Page excerpt
Metrics Module

Calibration and multicalibration evaluation metrics.

This module provides a comprehensive suite of metrics for evaluating the calibration quality of probabilistic predictions, with a focus on multicalibration—calibration across multiple subpopulations.

Key metric families include:

Calibration Error Metrics

Standard and adaptive calibration error measures using binning approaches.

ECCE (Estimated Cumulative Calibration Error) Metrics

Statistical tests and metrics based on the ECCE statistic (also known as Kuiper calibration).

Ranking Metrics

Evaluation metrics for ranked predictions (DCG, NDCG, etc.).

Classification Metrics

Standard precision, recall, and threshold-based metrics.

mcgrad.metrics.expected_calibration_error(labels, predicted_scores, sample_weight=None, num_bins=40, epsilon=1e-07, adjust_unjoined=False, **kwargs)[source]

Calculate the Expected Calibration Error (ECE).

Parameters:
Return type:

float

Returns:

The expected calibration error.

mcgrad.metrics.proportional_expected_calibration_error(labels, predicted_scores, sample_weight=None, num_bins=40, epsilon=1e-07, adjust_unjoined=False, **kwargs)[source]

Calculate the Proportional Expected Calibration Error.

Uses proportional error instead of absolute error for bin error calculation.

Parameters:
Return type:

float

Returns:

The proportional expected calibration error.

mcgrad.metrics.adaptive_calibration_error(labels, predicted_scores, sample_weight=None, num_bins=40, epsilon=1e-07, adjust_unjoined=False, **kwargs)[source]

Calculate the Adaptive Calibration Error (ACE).

Unlike ECE which uses equispaced bins, ACE uses bins with equal numbers of samples.

Parameters:
Return type:

float

Returns:

The adaptive calibration error.

mcgrad.metrics.proportional_adaptive_calibration_error(labels, predicted_scores, sample_weight=None, num_bins=40, epsilon=1e-07, adjust_unjoined=False, **kwargs)[source]

Calculate the Proportional Adaptive Calibration Error.

Combines adaptive binning with proportional error calculation.

Parameters:
Return type:

float

Returns:

The proportional adaptive calibration error.

mcgrad.metrics.calibration_ratio(labels, predicted_scores, sample_weight=None, adjust_unjoined=False, **kwargs)[source]

Calculate the calibration ratio (sum of predictions / sum of labels).

A value of 1.0 indicates perfect calibration on aggregate.

(Element box annotations)
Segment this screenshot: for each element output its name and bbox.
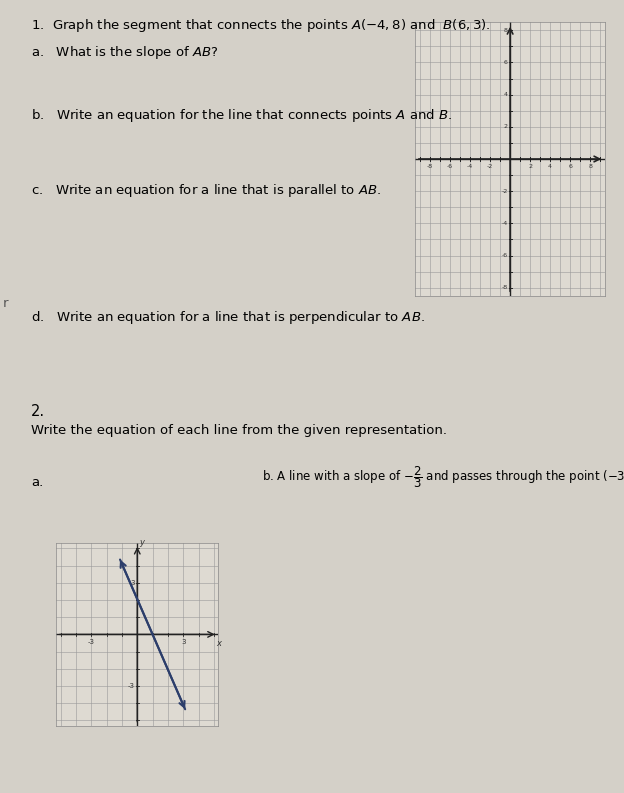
Text: d.   Write an equation for a line that is perpendicular to $AB$.: d. Write an equation for a line that is … [31, 309, 425, 326]
Text: -3: -3 [128, 683, 135, 689]
Text: b. A line with a slope of $-\dfrac{2}{3}$ and passes through the point $(-3, 4)$: b. A line with a slope of $-\dfrac{2}{3}… [262, 464, 624, 489]
Text: -8: -8 [427, 164, 433, 169]
Text: -8: -8 [502, 285, 507, 290]
Text: c.   Write an equation for a line that is parallel to $AB$.: c. Write an equation for a line that is … [31, 182, 381, 199]
Text: -2: -2 [487, 164, 493, 169]
Text: 6: 6 [568, 164, 572, 169]
Text: 3: 3 [181, 638, 185, 645]
Text: 2: 2 [504, 125, 507, 129]
Text: y: y [139, 538, 144, 546]
Text: x: x [216, 638, 221, 648]
Text: -2: -2 [501, 189, 507, 193]
Text: 2.: 2. [31, 404, 46, 419]
Text: 6: 6 [504, 60, 507, 65]
Text: -6: -6 [447, 164, 453, 169]
Text: -4: -4 [501, 221, 507, 226]
Text: a.: a. [31, 476, 44, 488]
Text: -4: -4 [467, 164, 473, 169]
Text: 4: 4 [548, 164, 552, 169]
Text: Write the equation of each line from the given representation.: Write the equation of each line from the… [31, 424, 447, 437]
Text: -3: -3 [88, 638, 95, 645]
Text: -6: -6 [502, 253, 507, 258]
Text: 8: 8 [588, 164, 592, 169]
Text: 1.  Graph the segment that connects the points $A(-4,8)$ and  $B(6,3)$.: 1. Graph the segment that connects the p… [31, 17, 491, 34]
Text: r: r [3, 297, 9, 310]
Text: 3: 3 [130, 580, 135, 586]
Text: 8: 8 [504, 28, 507, 33]
Text: b.   Write an equation for the line that connects points $A$ and $B$.: b. Write an equation for the line that c… [31, 107, 452, 124]
Text: 2: 2 [528, 164, 532, 169]
Text: a.   What is the slope of $AB$?: a. What is the slope of $AB$? [31, 44, 218, 60]
Text: 4: 4 [504, 92, 507, 97]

What you should do
Can you return, word for word, the passage of the metrics module documentation starting at "The adaptive calibration error." and ending at "proportional error calculation."?

Final result
The adaptive calibration error.

mcgrad.metrics.proportional_adaptive_calibration_error(labels, predicted_scores, sample_weight=None, num_bins=40, epsilon=1e-07, adjust_unjoined=False, **kwargs)[source]

Calculate the Proportional Adaptive Calibration Error.

Combines adaptive binning with proportional error calculation.